(Data items)

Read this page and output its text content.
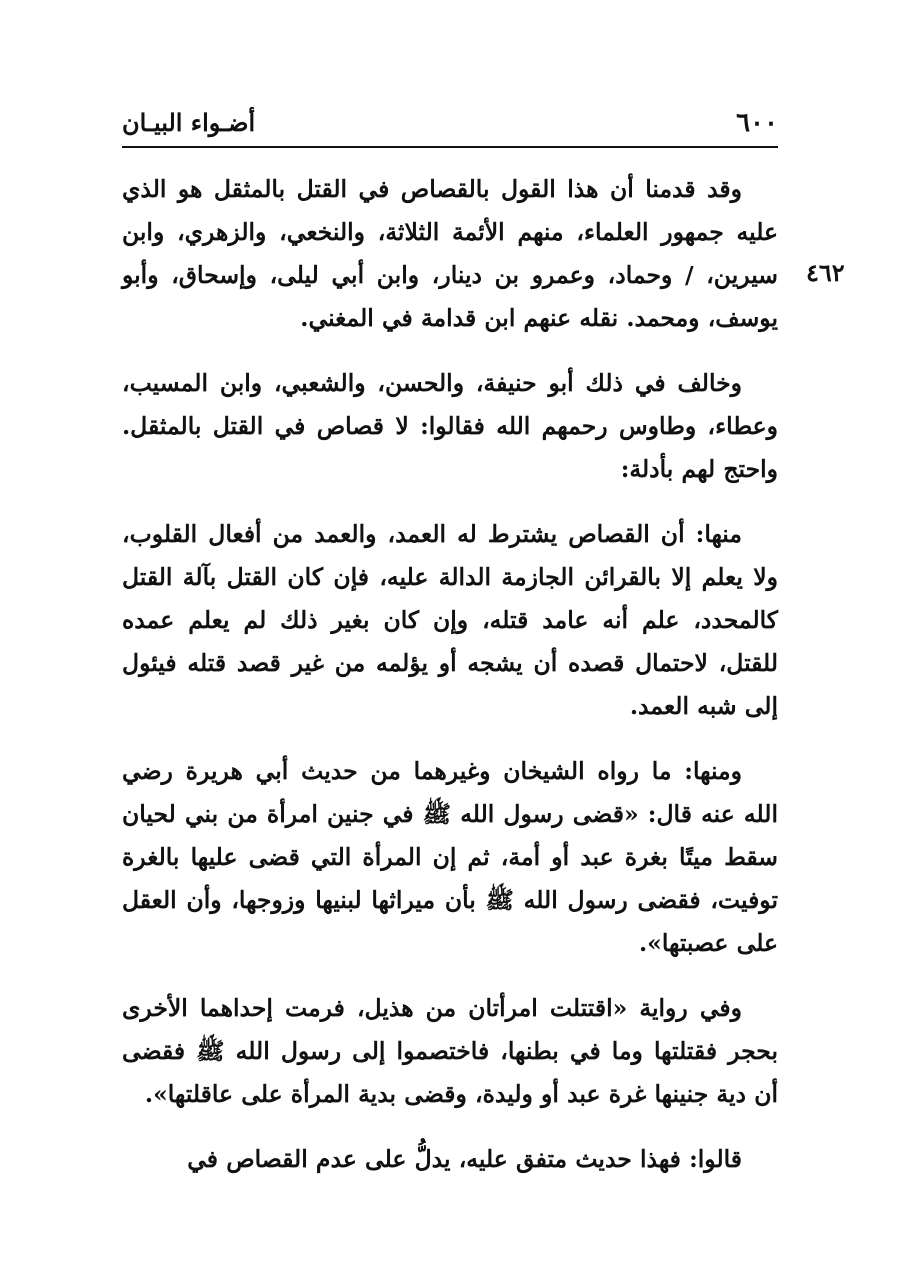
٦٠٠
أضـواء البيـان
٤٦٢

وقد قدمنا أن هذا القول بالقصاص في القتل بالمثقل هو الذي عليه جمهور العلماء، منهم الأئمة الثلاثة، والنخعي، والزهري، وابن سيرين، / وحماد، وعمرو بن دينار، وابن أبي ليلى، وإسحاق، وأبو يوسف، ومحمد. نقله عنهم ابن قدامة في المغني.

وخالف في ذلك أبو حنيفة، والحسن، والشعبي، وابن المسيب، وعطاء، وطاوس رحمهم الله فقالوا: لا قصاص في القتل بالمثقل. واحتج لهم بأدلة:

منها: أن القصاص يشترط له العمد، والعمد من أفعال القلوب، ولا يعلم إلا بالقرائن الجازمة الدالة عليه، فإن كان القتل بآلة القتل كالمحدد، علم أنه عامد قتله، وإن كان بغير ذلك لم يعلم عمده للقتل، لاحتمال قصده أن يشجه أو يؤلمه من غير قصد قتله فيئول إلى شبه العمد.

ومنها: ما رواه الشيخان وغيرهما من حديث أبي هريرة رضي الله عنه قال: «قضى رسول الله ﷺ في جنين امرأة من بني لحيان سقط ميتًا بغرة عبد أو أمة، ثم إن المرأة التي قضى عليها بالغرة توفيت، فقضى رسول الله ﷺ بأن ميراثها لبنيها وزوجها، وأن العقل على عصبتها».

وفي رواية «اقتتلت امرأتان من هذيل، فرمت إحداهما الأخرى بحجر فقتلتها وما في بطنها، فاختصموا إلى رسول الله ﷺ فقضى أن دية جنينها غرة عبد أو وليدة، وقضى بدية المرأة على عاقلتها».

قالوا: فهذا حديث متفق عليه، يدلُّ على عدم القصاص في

* * *

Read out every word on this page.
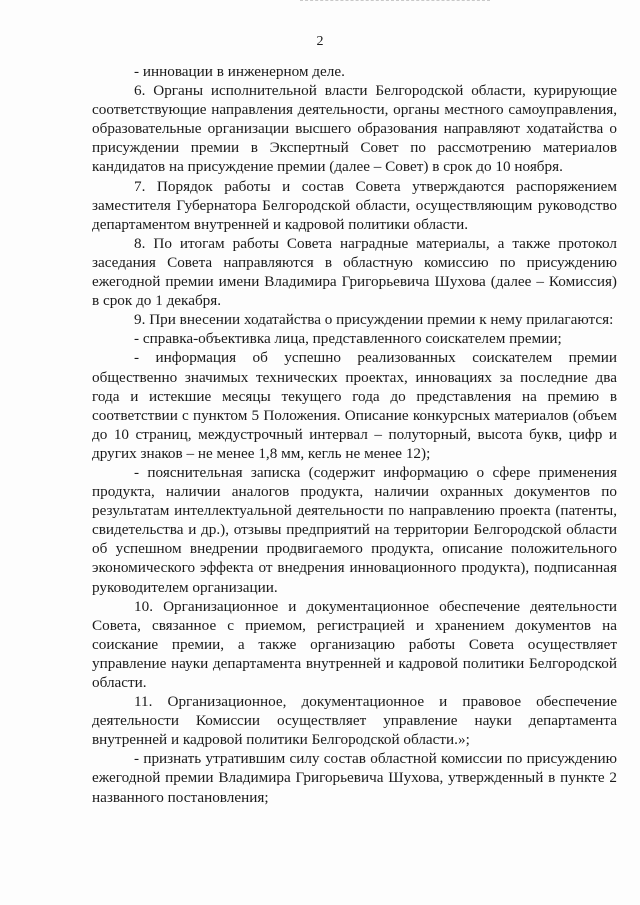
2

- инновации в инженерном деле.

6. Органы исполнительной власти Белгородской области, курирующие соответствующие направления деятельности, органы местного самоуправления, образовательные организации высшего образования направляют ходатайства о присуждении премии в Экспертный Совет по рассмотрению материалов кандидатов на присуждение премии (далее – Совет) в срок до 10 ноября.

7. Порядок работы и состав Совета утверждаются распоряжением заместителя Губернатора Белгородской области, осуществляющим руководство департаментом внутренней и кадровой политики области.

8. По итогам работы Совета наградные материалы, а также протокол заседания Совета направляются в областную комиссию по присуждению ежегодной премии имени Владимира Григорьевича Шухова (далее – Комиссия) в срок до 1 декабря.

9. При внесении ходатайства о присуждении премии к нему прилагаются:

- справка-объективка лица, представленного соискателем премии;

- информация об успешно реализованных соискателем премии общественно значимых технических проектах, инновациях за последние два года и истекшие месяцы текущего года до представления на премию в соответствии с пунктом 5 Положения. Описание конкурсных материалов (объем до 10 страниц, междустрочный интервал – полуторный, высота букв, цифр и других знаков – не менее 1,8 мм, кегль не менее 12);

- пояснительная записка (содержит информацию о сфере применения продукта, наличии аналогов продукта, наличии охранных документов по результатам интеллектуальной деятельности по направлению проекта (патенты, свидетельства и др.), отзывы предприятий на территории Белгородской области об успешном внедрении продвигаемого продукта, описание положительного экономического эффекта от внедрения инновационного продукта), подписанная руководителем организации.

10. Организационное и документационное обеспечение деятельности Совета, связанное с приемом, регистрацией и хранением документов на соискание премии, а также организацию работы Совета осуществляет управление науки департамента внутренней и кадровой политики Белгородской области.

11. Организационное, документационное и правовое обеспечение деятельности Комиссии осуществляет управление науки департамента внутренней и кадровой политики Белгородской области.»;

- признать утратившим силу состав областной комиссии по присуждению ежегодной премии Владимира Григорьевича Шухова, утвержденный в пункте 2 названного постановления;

- _Brief_: Search the lines for the word "науки" and report how many contain it, by number only.

- _Correct answer_: 2